>> BEGIN EXCERPTED RECORDS
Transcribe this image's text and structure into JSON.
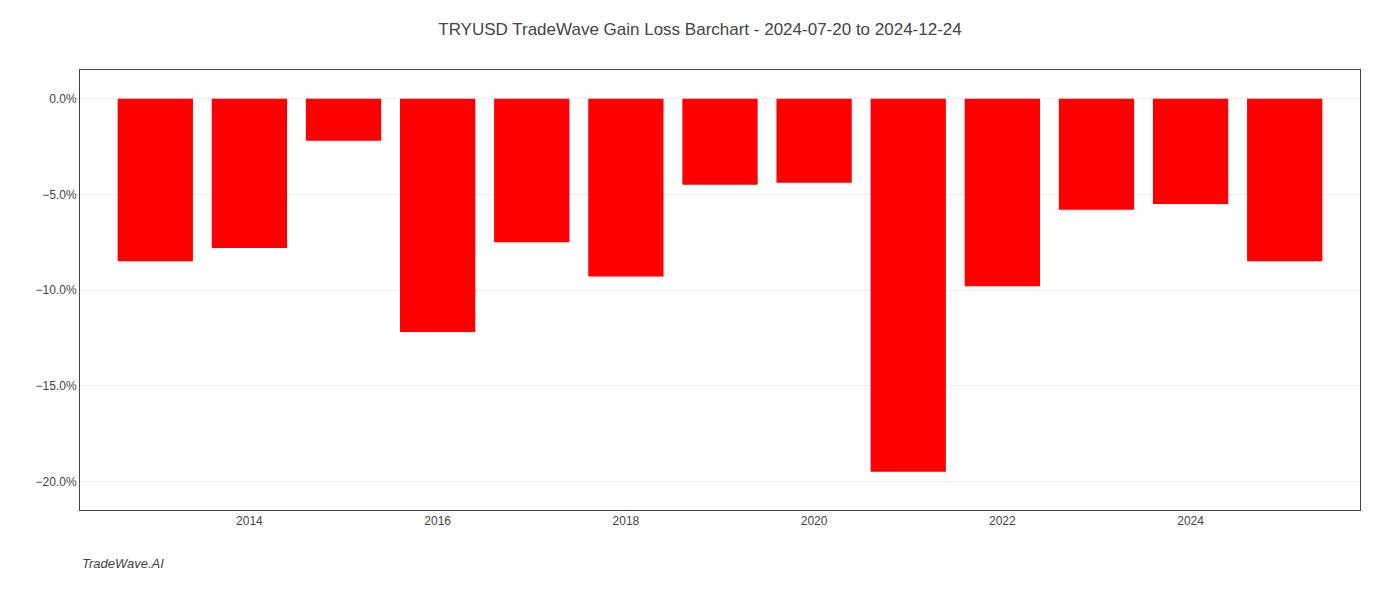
{
  "chart_data": {
    "type": "bar",
    "title": "TRYUSD TradeWave Gain Loss Barchart - 2024-07-20 to 2024-12-24",
    "annotations": [
      "TradeWave.AI"
    ],
    "x": [
      2013,
      2014,
      2015,
      2016,
      2017,
      2018,
      2019,
      2020,
      2021,
      2022,
      2023,
      2024,
      2025
    ],
    "values": [
      -8.5,
      -7.8,
      -2.2,
      -12.2,
      -7.5,
      -9.3,
      -4.5,
      -4.4,
      -19.5,
      -9.8,
      -5.8,
      -5.5,
      -8.5
    ],
    "color": "#ff0000",
    "xlim": [
      2012.2,
      2025.8
    ],
    "xticks": [
      2014,
      2016,
      2018,
      2020,
      2022,
      2024
    ],
    "ylim": [
      -21.5,
      1.5
    ],
    "yticks": [
      {
        "value": 0.0,
        "label": "0.0%"
      },
      {
        "value": -5.0,
        "label": "−5.0%"
      },
      {
        "value": -10.0,
        "label": "−10.0%"
      },
      {
        "value": -15.0,
        "label": "−15.0%"
      },
      {
        "value": -20.0,
        "label": "−20.0%"
      }
    ],
    "grid": true
  }
}
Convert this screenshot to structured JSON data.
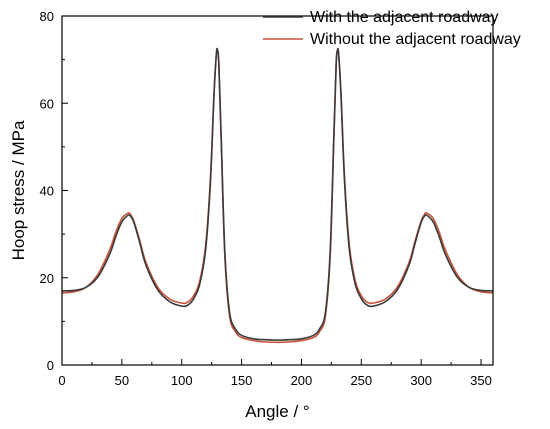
{
  "chart_data": {
    "type": "line",
    "xlabel": "Angle / °",
    "ylabel": "Hoop stress / MPa",
    "xlim": [
      0,
      360
    ],
    "ylim": [
      0,
      80
    ],
    "xticks": [
      0,
      50,
      100,
      150,
      200,
      250,
      300,
      350
    ],
    "yticks": [
      0,
      20,
      40,
      60,
      80
    ],
    "grid": false,
    "legend_position": "top-right",
    "series": [
      {
        "name": "With the adjacent roadway",
        "color": "#3a3a3a",
        "x": [
          0,
          10,
          20,
          30,
          40,
          45,
          50,
          55,
          57,
          60,
          65,
          70,
          80,
          90,
          100,
          105,
          110,
          115,
          120,
          124,
          127,
          129,
          130,
          131,
          133,
          136,
          140,
          145,
          150,
          160,
          170,
          180,
          190,
          200,
          210,
          215,
          220,
          224,
          227,
          229,
          230,
          231,
          233,
          236,
          240,
          245,
          250,
          255,
          260,
          270,
          280,
          290,
          295,
          300,
          303,
          305,
          310,
          315,
          320,
          330,
          340,
          350,
          360
        ],
        "values": [
          17.0,
          17.1,
          17.8,
          20.2,
          25.5,
          29.5,
          32.8,
          34.3,
          34.2,
          32.7,
          28.0,
          23.0,
          17.2,
          14.5,
          13.5,
          13.7,
          15.2,
          18.5,
          26.5,
          42.0,
          62.0,
          71.5,
          72.0,
          69.0,
          52.0,
          26.0,
          12.0,
          8.2,
          6.8,
          6.0,
          5.8,
          5.7,
          5.8,
          6.0,
          6.8,
          8.2,
          12.0,
          26.0,
          52.0,
          69.0,
          72.0,
          71.5,
          62.0,
          42.0,
          26.5,
          18.5,
          15.2,
          13.7,
          13.5,
          14.5,
          17.2,
          23.0,
          28.0,
          32.7,
          34.2,
          34.3,
          32.8,
          29.5,
          25.5,
          20.2,
          17.8,
          17.1,
          17.0
        ]
      },
      {
        "name": "Without the adjacent roadway",
        "color": "#c8523a",
        "x": [
          0,
          10,
          20,
          30,
          40,
          45,
          50,
          55,
          57,
          60,
          65,
          70,
          80,
          90,
          100,
          105,
          110,
          115,
          120,
          124,
          127,
          129,
          130,
          131,
          133,
          136,
          140,
          145,
          150,
          160,
          170,
          180,
          190,
          200,
          210,
          215,
          220,
          224,
          227,
          229,
          230,
          231,
          233,
          236,
          240,
          245,
          250,
          255,
          260,
          270,
          280,
          290,
          295,
          300,
          303,
          305,
          310,
          315,
          320,
          330,
          340,
          350,
          360
        ],
        "values": [
          16.5,
          16.8,
          17.8,
          20.8,
          26.5,
          30.5,
          33.6,
          34.8,
          34.6,
          33.0,
          28.5,
          23.6,
          17.8,
          15.1,
          14.2,
          14.4,
          15.9,
          19.2,
          27.5,
          43.0,
          62.5,
          71.5,
          72.0,
          69.0,
          51.0,
          25.0,
          11.2,
          7.6,
          6.3,
          5.6,
          5.3,
          5.2,
          5.3,
          5.6,
          6.3,
          7.6,
          11.2,
          25.0,
          51.0,
          69.0,
          72.0,
          71.5,
          62.5,
          43.0,
          27.5,
          19.2,
          15.9,
          14.4,
          14.2,
          15.1,
          17.8,
          23.6,
          28.5,
          33.0,
          34.6,
          34.8,
          33.6,
          30.5,
          26.5,
          20.8,
          17.8,
          16.8,
          16.5
        ]
      }
    ]
  }
}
>> END EXCERPTED RECORDS
* **SHORT PROBLEM**
Every record must be copied exactly, with the pictures left out.

* **EXERCISE RESULT**
Transcribe this image's text and structure into JSON.
{
  "chart_data": {
    "type": "bar",
    "title": "TRYUSD TradeWave Gain Loss Barchart - 2024-07-20 to 2024-12-24",
    "annotations": [
      "TradeWave.AI"
    ],
    "x": [
      2013,
      2014,
      2015,
      2016,
      2017,
      2018,
      2019,
      2020,
      2021,
      2022,
      2023,
      2024,
      2025
    ],
    "values": [
      -8.5,
      -7.8,
      -2.2,
      -12.2,
      -7.5,
      -9.3,
      -4.5,
      -4.4,
      -19.5,
      -9.8,
      -5.8,
      -5.5,
      -8.5
    ],
    "color": "#ff0000",
    "xlim": [
      2012.2,
      2025.8
    ],
    "xticks": [
      2014,
      2016,
      2018,
      2020,
      2022,
      2024
    ],
    "ylim": [
      -21.5,
      1.5
    ],
    "yticks": [
      {
        "value": 0.0,
        "label": "0.0%"
      },
      {
        "value": -5.0,
        "label": "−5.0%"
      },
      {
        "value": -10.0,
        "label": "−10.0%"
      },
      {
        "value": -15.0,
        "label": "−15.0%"
      },
      {
        "value": -20.0,
        "label": "−20.0%"
      }
    ],
    "grid": true
  }
}
Convert this screenshot to structured JSON data.
{
  "chart_data": {
    "type": "line",
    "xlabel": "Angle / °",
    "ylabel": "Hoop stress / MPa",
    "xlim": [
      0,
      360
    ],
    "ylim": [
      0,
      80
    ],
    "xticks": [
      0,
      50,
      100,
      150,
      200,
      250,
      300,
      350
    ],
    "yticks": [
      0,
      20,
      40,
      60,
      80
    ],
    "grid": false,
    "legend_position": "top-right",
    "series": [
      {
        "name": "With the adjacent roadway",
        "color": "#3a3a3a",
        "x": [
          0,
          10,
          20,
          30,
          40,
          45,
          50,
          55,
          57,
          60,
          65,
          70,
          80,
          90,
          100,
          105,
          110,
          115,
          120,
          124,
          127,
          129,
          130,
          131,
          133,
          136,
          140,
          145,
          150,
          160,
          170,
          180,
          190,
          200,
          210,
          215,
          220,
          224,
          227,
          229,
          230,
          231,
          233,
          236,
          240,
          245,
          250,
          255,
          260,
          270,
          280,
          290,
          295,
          300,
          303,
          305,
          310,
          315,
          320,
          330,
          340,
          350,
          360
        ],
        "values": [
          17.0,
          17.1,
          17.8,
          20.2,
          25.5,
          29.5,
          32.8,
          34.3,
          34.2,
          32.7,
          28.0,
          23.0,
          17.2,
          14.5,
          13.5,
          13.7,
          15.2,
          18.5,
          26.5,
          42.0,
          62.0,
          71.5,
          72.0,
          69.0,
          52.0,
          26.0,
          12.0,
          8.2,
          6.8,
          6.0,
          5.8,
          5.7,
          5.8,
          6.0,
          6.8,
          8.2,
          12.0,
          26.0,
          52.0,
          69.0,
          72.0,
          71.5,
          62.0,
          42.0,
          26.5,
          18.5,
          15.2,
          13.7,
          13.5,
          14.5,
          17.2,
          23.0,
          28.0,
          32.7,
          34.2,
          34.3,
          32.8,
          29.5,
          25.5,
          20.2,
          17.8,
          17.1,
          17.0
        ]
      },
      {
        "name": "Without the adjacent roadway",
        "color": "#c8523a",
        "x": [
          0,
          10,
          20,
          30,
          40,
          45,
          50,
          55,
          57,
          60,
          65,
          70,
          80,
          90,
          100,
          105,
          110,
          115,
          120,
          124,
          127,
          129,
          130,
          131,
          133,
          136,
          140,
          145,
          150,
          160,
          170,
          180,
          190,
          200,
          210,
          215,
          220,
          224,
          227,
          229,
          230,
          231,
          233,
          236,
          240,
          245,
          250,
          255,
          260,
          270,
          280,
          290,
          295,
          300,
          303,
          305,
          310,
          315,
          320,
          330,
          340,
          350,
          360
        ],
        "values": [
          16.5,
          16.8,
          17.8,
          20.8,
          26.5,
          30.5,
          33.6,
          34.8,
          34.6,
          33.0,
          28.5,
          23.6,
          17.8,
          15.1,
          14.2,
          14.4,
          15.9,
          19.2,
          27.5,
          43.0,
          62.5,
          71.5,
          72.0,
          69.0,
          51.0,
          25.0,
          11.2,
          7.6,
          6.3,
          5.6,
          5.3,
          5.2,
          5.3,
          5.6,
          6.3,
          7.6,
          11.2,
          25.0,
          51.0,
          69.0,
          72.0,
          71.5,
          62.5,
          43.0,
          27.5,
          19.2,
          15.9,
          14.4,
          14.2,
          15.1,
          17.8,
          23.6,
          28.5,
          33.0,
          34.6,
          34.8,
          33.6,
          30.5,
          26.5,
          20.8,
          17.8,
          16.8,
          16.5
        ]
      }
    ]
  }
}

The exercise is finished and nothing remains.